[Rows from a dataset]
* begin *
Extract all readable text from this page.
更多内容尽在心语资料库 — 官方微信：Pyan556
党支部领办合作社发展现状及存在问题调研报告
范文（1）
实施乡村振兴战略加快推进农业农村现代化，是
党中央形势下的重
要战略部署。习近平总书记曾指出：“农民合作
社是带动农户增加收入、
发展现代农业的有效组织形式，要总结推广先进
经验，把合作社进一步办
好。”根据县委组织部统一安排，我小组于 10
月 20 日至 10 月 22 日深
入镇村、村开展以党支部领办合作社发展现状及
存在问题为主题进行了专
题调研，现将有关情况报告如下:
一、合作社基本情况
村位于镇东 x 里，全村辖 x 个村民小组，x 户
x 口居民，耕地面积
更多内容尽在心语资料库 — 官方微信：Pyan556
* end *
EXERCISE DETAILS: The listing above should be transcribed in full, exactly as written.

FULL SOLUTION:
Extract all readable text from this page.
更多内容尽在心语资料库 — 官方微信：Pyan556
党支部领办合作社发展现状及存在问题调研报告
范文（1）
实施乡村振兴战略加快推进农业农村现代化，是
党中央形势下的重
要战略部署。习近平总书记曾指出：“农民合作
社是带动农户增加收入、
发展现代农业的有效组织形式，要总结推广先进
经验，把合作社进一步办
好。”根据县委组织部统一安排，我小组于 10
月 20 日至 10 月 22 日深
入镇村、村开展以党支部领办合作社发展现状及
存在问题为主题进行了专
题调研，现将有关情况报告如下:
一、合作社基本情况
村位于镇东 x 里，全村辖 x 个村民小组，x 户
x 口居民，耕地面积
更多内容尽在心语资料库 — 官方微信：Pyan556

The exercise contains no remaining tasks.